§ AIM: Whenever a line contains the string "this", copy it out of the entries.

### SUPPLIED MATERIAL ###

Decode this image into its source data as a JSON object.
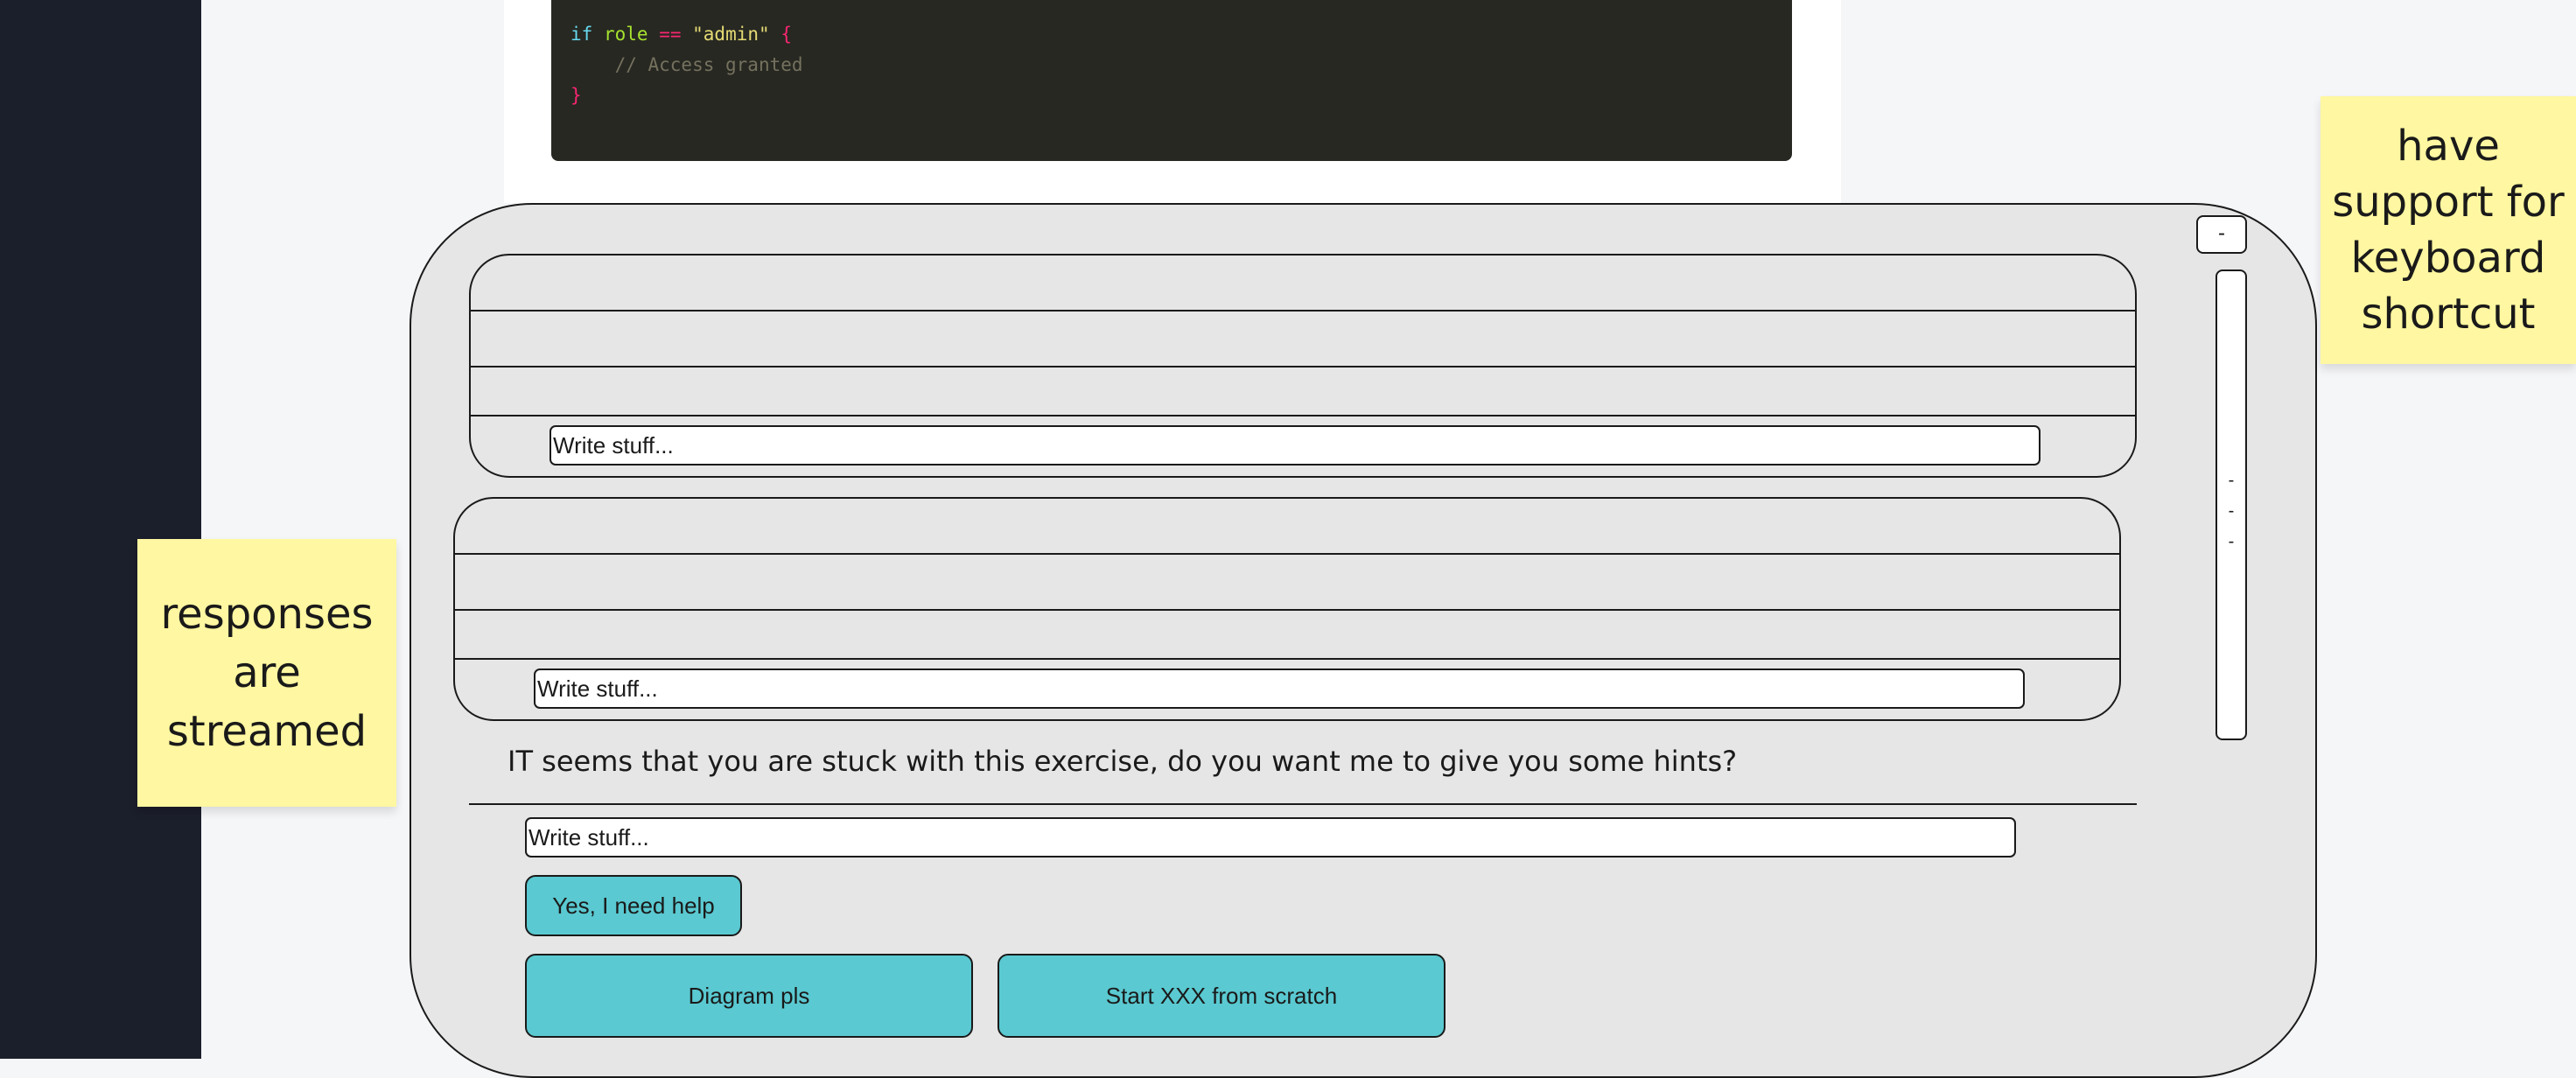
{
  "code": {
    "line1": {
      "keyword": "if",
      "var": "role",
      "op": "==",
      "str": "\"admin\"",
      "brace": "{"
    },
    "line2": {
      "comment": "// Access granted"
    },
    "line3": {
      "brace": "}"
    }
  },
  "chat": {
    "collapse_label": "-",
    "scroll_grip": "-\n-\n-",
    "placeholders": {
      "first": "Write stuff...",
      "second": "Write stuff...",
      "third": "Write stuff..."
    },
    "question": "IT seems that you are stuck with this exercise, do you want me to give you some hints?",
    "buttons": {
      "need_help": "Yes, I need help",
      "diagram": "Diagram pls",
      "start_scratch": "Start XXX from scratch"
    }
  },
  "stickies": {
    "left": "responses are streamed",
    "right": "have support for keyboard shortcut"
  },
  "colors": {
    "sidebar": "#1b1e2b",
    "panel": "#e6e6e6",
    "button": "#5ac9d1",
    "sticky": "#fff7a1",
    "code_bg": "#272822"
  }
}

###

§ TASK ANSWER:
Decode this image into its source data as a JSON object.
    "question": "IT seems that you are stuck with this exercise, do you want me to give you some hints?",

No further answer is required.